Do not carry the pictures over; copy every other part of the entries exactly.
==========
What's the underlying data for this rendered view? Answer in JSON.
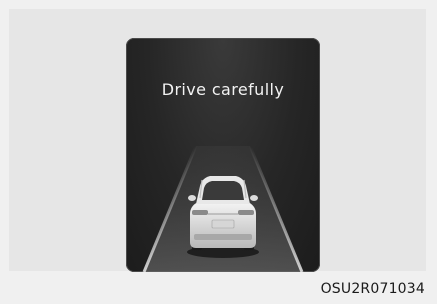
{
  "display": {
    "message": "Drive carefully",
    "icon": "car-on-road-icon"
  },
  "caption": "OSU2R071034",
  "colors": {
    "background": "#f0f0f0",
    "panel": "#262626",
    "text": "#f2f2f2"
  }
}
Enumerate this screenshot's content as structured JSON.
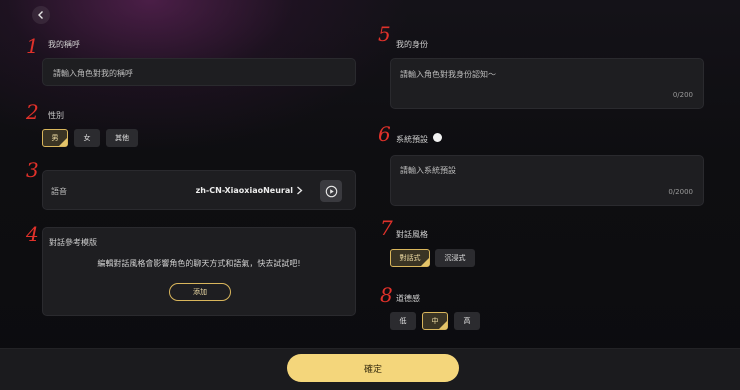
{
  "annotations": [
    "1",
    "2",
    "3",
    "4",
    "5",
    "6",
    "7",
    "8"
  ],
  "nickname": {
    "label": "我的稱呼",
    "placeholder": "請輸入角色對我的稱呼"
  },
  "gender": {
    "label": "性別",
    "options": [
      "男",
      "女",
      "其他"
    ],
    "selected": "男"
  },
  "voice": {
    "label": "語音",
    "value": "zh-CN-XiaoxiaoNeural"
  },
  "dialogue_template": {
    "label": "對話參考模版",
    "description": "編輯對話風格會影響角色的聊天方式和語氣，快去試試吧!",
    "add_button": "添加"
  },
  "identity": {
    "label": "我的身份",
    "placeholder": "請輸入角色對我身份認知～",
    "counter": "0/200"
  },
  "system_preset": {
    "label": "系統預設",
    "placeholder": "請輸入系統預設",
    "counter": "0/2000"
  },
  "dialogue_style": {
    "label": "對話風格",
    "options": [
      "對話式",
      "沉浸式"
    ],
    "selected": "對話式"
  },
  "moral_sense": {
    "label": "道德感",
    "options": [
      "低",
      "中",
      "高"
    ],
    "selected": "中"
  },
  "confirm_button": "確定",
  "colors": {
    "accent": "#f4d67b",
    "annotation": "#e0312a",
    "field_bg": "#1e1e21"
  }
}
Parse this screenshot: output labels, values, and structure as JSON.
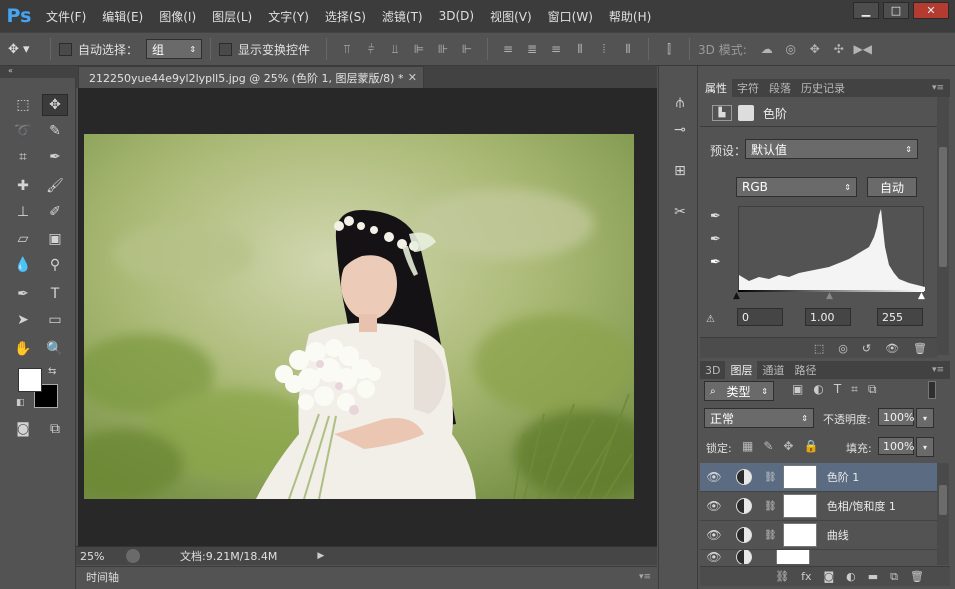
{
  "app": {
    "logo": "Ps"
  },
  "menu": [
    "文件(F)",
    "编辑(E)",
    "图像(I)",
    "图层(L)",
    "文字(Y)",
    "选择(S)",
    "滤镜(T)",
    "3D(D)",
    "视图(V)",
    "窗口(W)",
    "帮助(H)"
  ],
  "options_bar": {
    "auto_select_label": "自动选择：",
    "auto_select_value": "组",
    "show_transform_label": "显示变换控件",
    "mode_3d_label": "3D 模式:"
  },
  "document": {
    "tab_title": "212250yue44e9yl2lypll5.jpg @ 25% (色阶 1, 图层蒙版/8) *",
    "zoom": "25%",
    "doc_info": "文档:9.21M/18.4M",
    "timeline_label": "时间轴"
  },
  "properties": {
    "tabs": [
      "属性",
      "字符",
      "段落",
      "历史记录"
    ],
    "panel_title": "色阶",
    "preset_label": "预设：",
    "preset_value": "默认值",
    "channel_value": "RGB",
    "auto_button": "自动",
    "input_black": "0",
    "input_gamma": "1.00",
    "input_white": "255"
  },
  "layers": {
    "tabs": [
      "3D",
      "图层",
      "通道",
      "路径"
    ],
    "filter_label": "类型",
    "blend_mode": "正常",
    "opacity_label": "不透明度:",
    "opacity_value": "100%",
    "lock_label": "锁定:",
    "fill_label": "填充:",
    "fill_value": "100%",
    "items": [
      {
        "name": "色阶 1"
      },
      {
        "name": "色相/饱和度 1"
      },
      {
        "name": "曲线"
      },
      {
        "name": ""
      }
    ]
  },
  "colors": {
    "accent": "#45a5f5",
    "selected_layer": "#5a6b82",
    "close": "#b43b30"
  }
}
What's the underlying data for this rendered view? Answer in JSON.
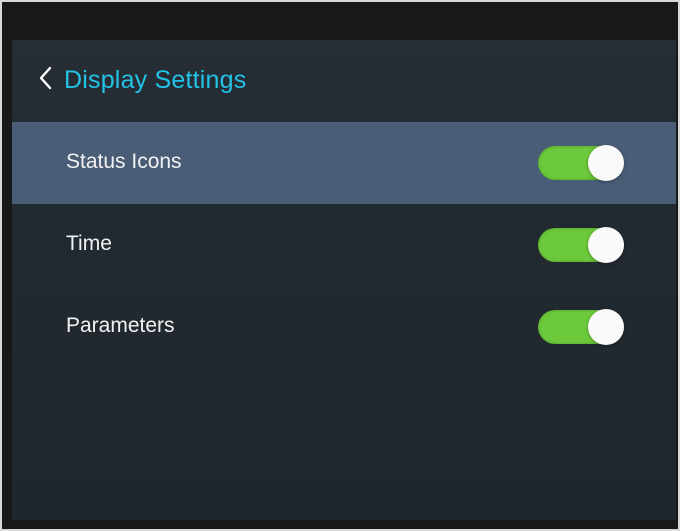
{
  "header": {
    "back_icon": "chevron-left-icon",
    "title": "Display Settings"
  },
  "colors": {
    "title": "#22c3e6",
    "selected_row": "#4a5d77",
    "toggle_on": "#6cc93b",
    "background": "#232a31"
  },
  "settings": [
    {
      "label": "Status Icons",
      "enabled": true,
      "selected": true
    },
    {
      "label": "Time",
      "enabled": true,
      "selected": false
    },
    {
      "label": "Parameters",
      "enabled": true,
      "selected": false
    }
  ]
}
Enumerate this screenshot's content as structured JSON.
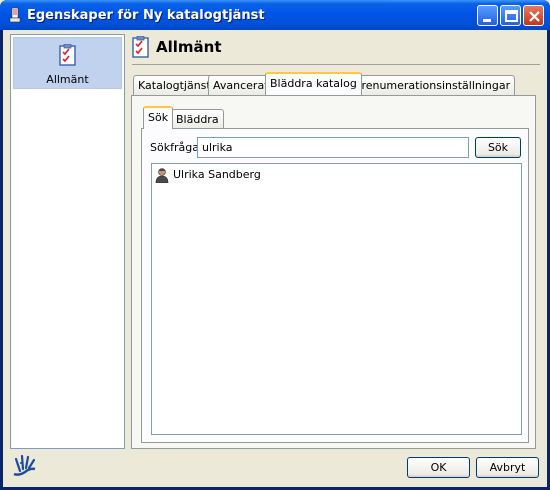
{
  "window": {
    "title": "Egenskaper för Ny katalogtjänst",
    "controls": [
      "minimize",
      "maximize",
      "close"
    ]
  },
  "sidebar": {
    "items": [
      {
        "label": "Allmänt",
        "icon": "checklist-icon",
        "selected": true
      }
    ]
  },
  "section": {
    "title": "Allmänt",
    "icon": "checklist-icon"
  },
  "tabs": [
    {
      "label": "Katalogtjänst"
    },
    {
      "label": "Avancerat"
    },
    {
      "label": "Bläddra katalog",
      "active": true
    },
    {
      "label": "Prenumerationsinställningar"
    }
  ],
  "subtabs": [
    {
      "label": "Sök",
      "active": true
    },
    {
      "label": "Bläddra"
    }
  ],
  "search": {
    "label": "Sökfråga",
    "value": "ulrika",
    "button": "Sök"
  },
  "results": [
    {
      "name": "Ulrika Sandberg",
      "icon": "user-icon"
    }
  ],
  "footer": {
    "ok": "OK",
    "cancel": "Avbryt"
  },
  "colors": {
    "titlebar": "#0055E5",
    "active_tab_accent": "#FFC83C",
    "selection": "#C1D2EE"
  }
}
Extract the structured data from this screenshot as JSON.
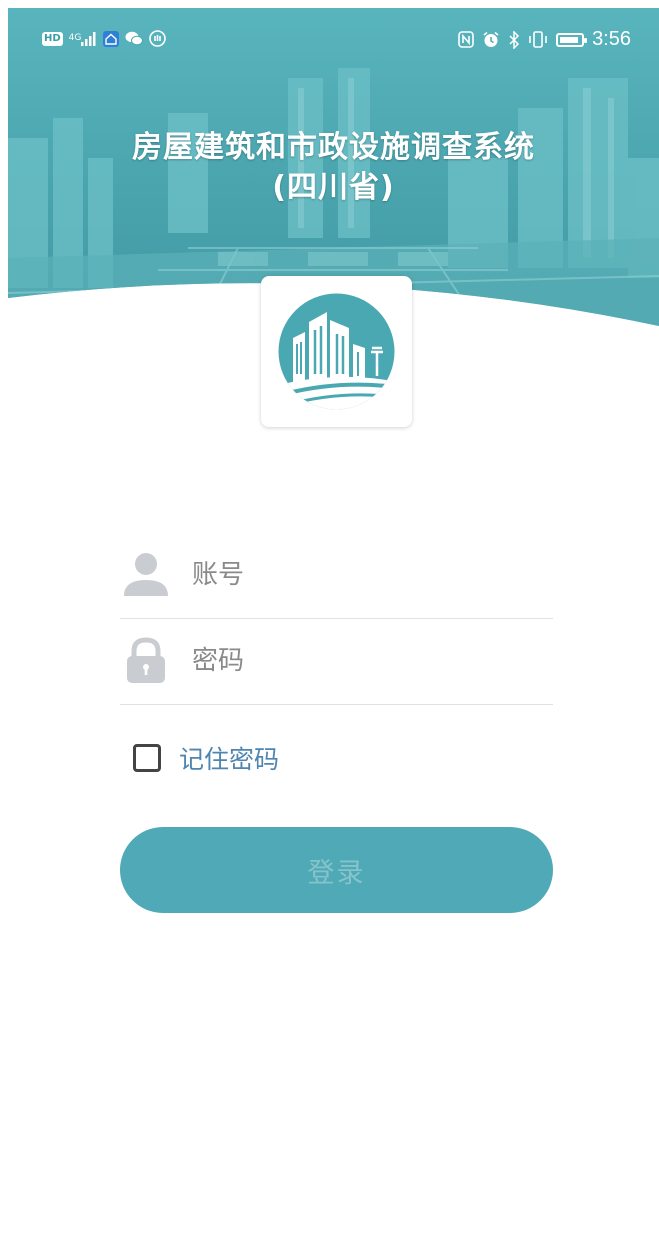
==========
The answer:
What's the underlying data for this rendered view? Answer in JSON.
{
  "display": {
    "message": "Drive carefully",
    "icon": "car-on-road-icon"
  },
  "caption": "OSU2R071034",
  "colors": {
    "background": "#f0f0f0",
    "panel": "#262626",
    "text": "#f2f2f2"
  }
}
Enumerate this screenshot's content as structured JSON.
{
  "annotations": [
    "1",
    "2",
    "3",
    "4",
    "5",
    "6",
    "7",
    "8"
  ],
  "nickname": {
    "label": "我的稱呼",
    "placeholder": "請輸入角色對我的稱呼"
  },
  "gender": {
    "label": "性別",
    "options": [
      "男",
      "女",
      "其他"
    ],
    "selected": "男"
  },
  "voice": {
    "label": "語音",
    "value": "zh-CN-XiaoxiaoNeural"
  },
  "dialogue_template": {
    "label": "對話參考模版",
    "description": "編輯對話風格會影響角色的聊天方式和語氣，快去試試吧!",
    "add_button": "添加"
  },
  "identity": {
    "label": "我的身份",
    "placeholder": "請輸入角色對我身份認知～",
    "counter": "0/200"
  },
  "system_preset": {
    "label": "系統預設",
    "placeholder": "請輸入系統預設",
    "counter": "0/2000"
  },
  "dialogue_style": {
    "label": "對話風格",
    "options": [
      "對話式",
      "沉浸式"
    ],
    "selected": "對話式"
  },
  "moral_sense": {
    "label": "道德感",
    "options": [
      "低",
      "中",
      "高"
    ],
    "selected": "中"
  },
  "confirm_button": "確定",
  "colors": {
    "accent": "#f4d67b",
    "annotation": "#e0312a",
    "field_bg": "#1e1e21"
  }
}
Parse this screenshot: output labels, values, and structure as JSON.
{
  "app": {
    "logo": "Ps"
  },
  "menu": [
    "文件(F)",
    "编辑(E)",
    "图像(I)",
    "图层(L)",
    "文字(Y)",
    "选择(S)",
    "滤镜(T)",
    "3D(D)",
    "视图(V)",
    "窗口(W)",
    "帮助(H)"
  ],
  "options_bar": {
    "auto_select_label": "自动选择：",
    "auto_select_value": "组",
    "show_transform_label": "显示变换控件",
    "mode_3d_label": "3D 模式:"
  },
  "document": {
    "tab_title": "212250yue44e9yl2lypll5.jpg @ 25% (色阶 1, 图层蒙版/8) *",
    "zoom": "25%",
    "doc_info": "文档:9.21M/18.4M",
    "timeline_label": "时间轴"
  },
  "properties": {
    "tabs": [
      "属性",
      "字符",
      "段落",
      "历史记录"
    ],
    "panel_title": "色阶",
    "preset_label": "预设：",
    "preset_value": "默认值",
    "channel_value": "RGB",
    "auto_button": "自动",
    "input_black": "0",
    "input_gamma": "1.00",
    "input_white": "255"
  },
  "layers": {
    "tabs": [
      "3D",
      "图层",
      "通道",
      "路径"
    ],
    "filter_label": "类型",
    "blend_mode": "正常",
    "opacity_label": "不透明度:",
    "opacity_value": "100%",
    "lock_label": "锁定:",
    "fill_label": "填充:",
    "fill_value": "100%",
    "items": [
      {
        "name": "色阶 1"
      },
      {
        "name": "色相/饱和度 1"
      },
      {
        "name": "曲线"
      },
      {
        "name": ""
      }
    ]
  },
  "colors": {
    "accent": "#45a5f5",
    "selected_layer": "#5a6b82",
    "close": "#b43b30"
  }
}
What's the underlying data for this rendered view? Answer in JSON.
{
  "header": {
    "back_icon": "chevron-left-icon",
    "title": "Display Settings"
  },
  "colors": {
    "title": "#22c3e6",
    "selected_row": "#4a5d77",
    "toggle_on": "#6cc93b",
    "background": "#232a31"
  },
  "settings": [
    {
      "label": "Status Icons",
      "enabled": true,
      "selected": true
    },
    {
      "label": "Time",
      "enabled": true,
      "selected": false
    },
    {
      "label": "Parameters",
      "enabled": true,
      "selected": false
    }
  ]
}
Enumerate this screenshot's content as structured JSON.
{
  "window": {
    "title": "Egenskaper för Ny katalogtjänst",
    "controls": [
      "minimize",
      "maximize",
      "close"
    ]
  },
  "sidebar": {
    "items": [
      {
        "label": "Allmänt",
        "icon": "checklist-icon",
        "selected": true
      }
    ]
  },
  "section": {
    "title": "Allmänt",
    "icon": "checklist-icon"
  },
  "tabs": [
    {
      "label": "Katalogtjänst"
    },
    {
      "label": "Avancerat"
    },
    {
      "label": "Bläddra katalog",
      "active": true
    },
    {
      "label": "Prenumerationsinställningar"
    }
  ],
  "subtabs": [
    {
      "label": "Sök",
      "active": true
    },
    {
      "label": "Bläddra"
    }
  ],
  "search": {
    "label": "Sökfråga",
    "value": "ulrika",
    "button": "Sök"
  },
  "results": [
    {
      "name": "Ulrika Sandberg",
      "icon": "user-icon"
    }
  ],
  "footer": {
    "ok": "OK",
    "cancel": "Avbryt"
  },
  "colors": {
    "titlebar": "#0055E5",
    "active_tab_accent": "#FFC83C",
    "selection": "#C1D2EE"
  }
}
Extract the structured data from this screenshot as JSON.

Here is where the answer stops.